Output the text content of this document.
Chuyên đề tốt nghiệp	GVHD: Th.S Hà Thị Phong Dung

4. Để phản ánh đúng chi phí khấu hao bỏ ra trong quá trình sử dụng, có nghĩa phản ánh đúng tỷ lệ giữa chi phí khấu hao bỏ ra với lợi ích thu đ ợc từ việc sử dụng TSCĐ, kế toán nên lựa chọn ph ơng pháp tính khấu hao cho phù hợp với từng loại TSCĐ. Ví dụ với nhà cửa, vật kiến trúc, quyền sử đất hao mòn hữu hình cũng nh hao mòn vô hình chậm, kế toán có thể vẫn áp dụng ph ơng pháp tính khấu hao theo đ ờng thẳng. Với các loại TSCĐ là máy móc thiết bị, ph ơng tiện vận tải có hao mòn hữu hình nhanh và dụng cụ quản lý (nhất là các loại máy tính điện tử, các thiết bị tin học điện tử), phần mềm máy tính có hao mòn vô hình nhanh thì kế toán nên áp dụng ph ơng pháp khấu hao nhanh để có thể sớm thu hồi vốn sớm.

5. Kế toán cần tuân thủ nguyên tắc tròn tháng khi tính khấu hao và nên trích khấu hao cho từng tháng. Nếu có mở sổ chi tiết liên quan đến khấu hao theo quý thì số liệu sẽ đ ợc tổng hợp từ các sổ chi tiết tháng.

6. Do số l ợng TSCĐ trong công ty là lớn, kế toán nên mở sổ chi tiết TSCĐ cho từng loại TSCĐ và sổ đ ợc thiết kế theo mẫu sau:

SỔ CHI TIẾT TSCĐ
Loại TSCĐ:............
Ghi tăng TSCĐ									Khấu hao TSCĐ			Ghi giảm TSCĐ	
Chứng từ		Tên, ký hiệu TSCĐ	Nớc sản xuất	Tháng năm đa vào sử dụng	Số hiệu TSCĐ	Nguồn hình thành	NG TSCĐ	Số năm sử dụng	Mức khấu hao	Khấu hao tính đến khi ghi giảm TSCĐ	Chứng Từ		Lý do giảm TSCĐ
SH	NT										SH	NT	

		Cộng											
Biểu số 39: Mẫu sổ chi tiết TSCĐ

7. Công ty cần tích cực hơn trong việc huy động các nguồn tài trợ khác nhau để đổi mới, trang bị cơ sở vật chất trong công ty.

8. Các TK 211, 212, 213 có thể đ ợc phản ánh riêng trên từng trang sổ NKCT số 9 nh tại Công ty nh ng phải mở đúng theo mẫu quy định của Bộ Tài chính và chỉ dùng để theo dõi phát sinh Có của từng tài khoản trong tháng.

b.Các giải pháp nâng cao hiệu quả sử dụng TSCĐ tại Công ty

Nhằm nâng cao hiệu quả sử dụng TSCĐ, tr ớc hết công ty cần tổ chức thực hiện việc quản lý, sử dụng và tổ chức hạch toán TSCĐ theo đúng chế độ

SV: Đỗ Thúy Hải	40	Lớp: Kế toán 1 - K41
+---+
• _GIVEN PROBLEM_
Quote each line of the listing above exactly.

• _EXERCISE ANSWER_
Output the text content of this document.
Chuyên đề tốt nghiệp	GVHD: Th.S Hà Thị Phong Dung

4. Để phản ánh đúng chi phí khấu hao bỏ ra trong quá trình sử dụng, có nghĩa phản ánh đúng tỷ lệ giữa chi phí khấu hao bỏ ra với lợi ích thu đ ợc từ việc sử dụng TSCĐ, kế toán nên lựa chọn ph ơng pháp tính khấu hao cho phù hợp với từng loại TSCĐ. Ví dụ với nhà cửa, vật kiến trúc, quyền sử đất hao mòn hữu hình cũng nh hao mòn vô hình chậm, kế toán có thể vẫn áp dụng ph ơng pháp tính khấu hao theo đ ờng thẳng. Với các loại TSCĐ là máy móc thiết bị, ph ơng tiện vận tải có hao mòn hữu hình nhanh và dụng cụ quản lý (nhất là các loại máy tính điện tử, các thiết bị tin học điện tử), phần mềm máy tính có hao mòn vô hình nhanh thì kế toán nên áp dụng ph ơng pháp khấu hao nhanh để có thể sớm thu hồi vốn sớm.

5. Kế toán cần tuân thủ nguyên tắc tròn tháng khi tính khấu hao và nên trích khấu hao cho từng tháng. Nếu có mở sổ chi tiết liên quan đến khấu hao theo quý thì số liệu sẽ đ ợc tổng hợp từ các sổ chi tiết tháng.

6. Do số l ợng TSCĐ trong công ty là lớn, kế toán nên mở sổ chi tiết TSCĐ cho từng loại TSCĐ và sổ đ ợc thiết kế theo mẫu sau:

SỔ CHI TIẾT TSCĐ
Loại TSCĐ:............
Ghi tăng TSCĐ									Khấu hao TSCĐ			Ghi giảm TSCĐ	
Chứng từ		Tên, ký hiệu TSCĐ	Nớc sản xuất	Tháng năm đa vào sử dụng	Số hiệu TSCĐ	Nguồn hình thành	NG TSCĐ	Số năm sử dụng	Mức khấu hao	Khấu hao tính đến khi ghi giảm TSCĐ	Chứng Từ		Lý do giảm TSCĐ
SH	NT										SH	NT	

		Cộng											
Biểu số 39: Mẫu sổ chi tiết TSCĐ

7. Công ty cần tích cực hơn trong việc huy động các nguồn tài trợ khác nhau để đổi mới, trang bị cơ sở vật chất trong công ty.

8. Các TK 211, 212, 213 có thể đ ợc phản ánh riêng trên từng trang sổ NKCT số 9 nh tại Công ty nh ng phải mở đúng theo mẫu quy định của Bộ Tài chính và chỉ dùng để theo dõi phát sinh Có của từng tài khoản trong tháng.

b.Các giải pháp nâng cao hiệu quả sử dụng TSCĐ tại Công ty

Nhằm nâng cao hiệu quả sử dụng TSCĐ, tr ớc hết công ty cần tổ chức thực hiện việc quản lý, sử dụng và tổ chức hạch toán TSCĐ theo đúng chế độ

SV: Đỗ Thúy Hải	40	Lớp: Kế toán 1 - K41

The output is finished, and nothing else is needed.